══ MATERIAL FOR THIS TASK

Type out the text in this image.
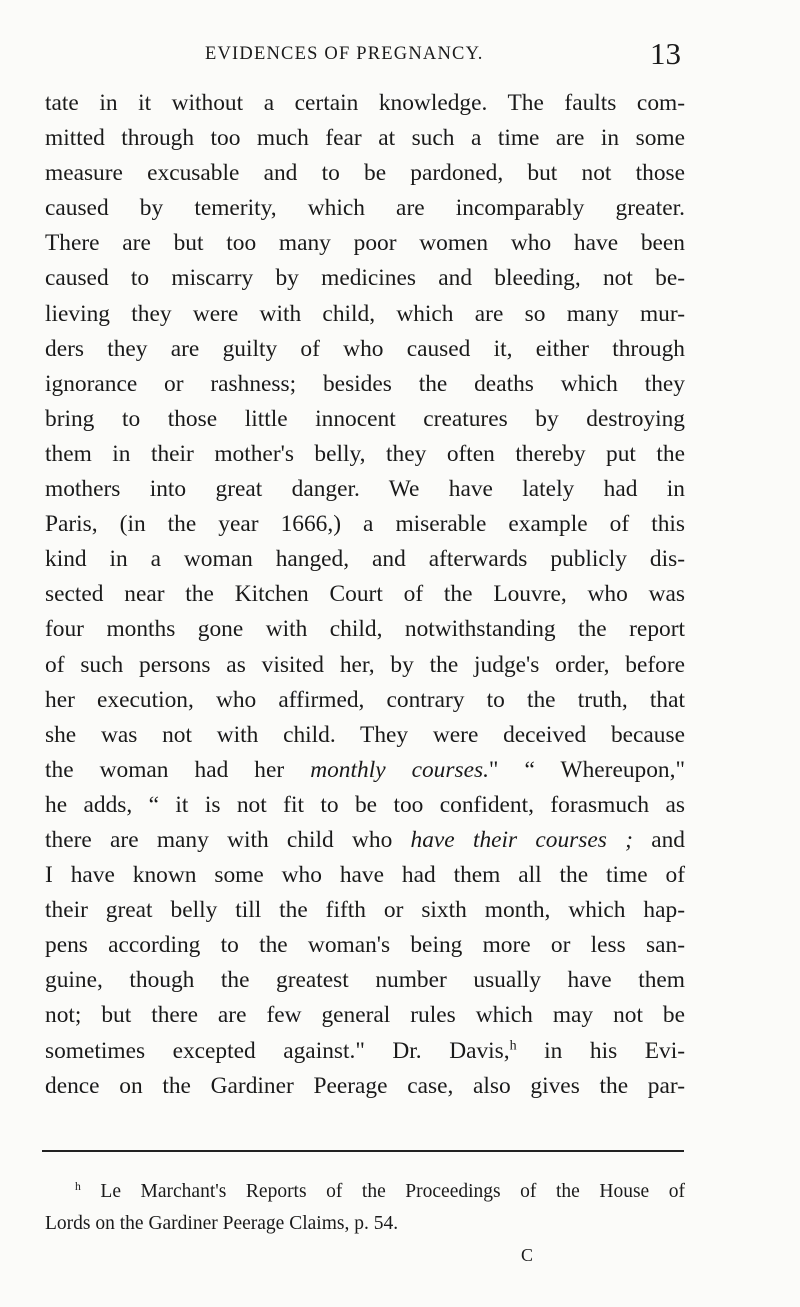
EVIDENCES OF PREGNANCY.	13
tate in it without a certain knowledge. The faults com-
mitted through too much fear at such a time are in some
measure excusable and to be pardoned, but not those
caused by temerity, which are incomparably greater.
There are but too many poor women who have been
caused to miscarry by medicines and bleeding, not be-
lieving they were with child, which are so many mur-
ders they are guilty of who caused it, either through
ignorance or rashness; besides the deaths which they
bring to those little innocent creatures by destroying
them in their mother's belly, they often thereby put the
mothers into great danger. We have lately had in
Paris, (in the year 1666,) a miserable example of this
kind in a woman hanged, and afterwards publicly dis-
sected near the Kitchen Court of the Louvre, who was
four months gone with child, notwithstanding the report
of such persons as visited her, by the judge's order, before
her execution, who affirmed, contrary to the truth, that
she was not with child. They were deceived because
the woman had her monthly courses." “ Whereupon,"
he adds, “ it is not fit to be too confident, forasmuch as
there are many with child who have their courses ; and
I have known some who have had them all the time of
their great belly till the fifth or sixth month, which hap-
pens according to the woman's being more or less san-
guine, though the greatest number usually have them
not; but there are few general rules which may not be
sometimes excepted against." Dr. Davis,$^h$ in his Evi-
dence on the Gardiner Peerage case, also gives the par-
$^h$ Le Marchant's Reports of the Proceedings of the House of
Lords on the Gardiner Peerage Claims, p. 54.
C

════

## WHAT YOU HAVE TO DO
Identify the lines above with the word "many". Copy them.

## RESPONSE
There are but too many poor women who have been
lieving they were with child, which are so many mur-
there are many with child who have their courses ; and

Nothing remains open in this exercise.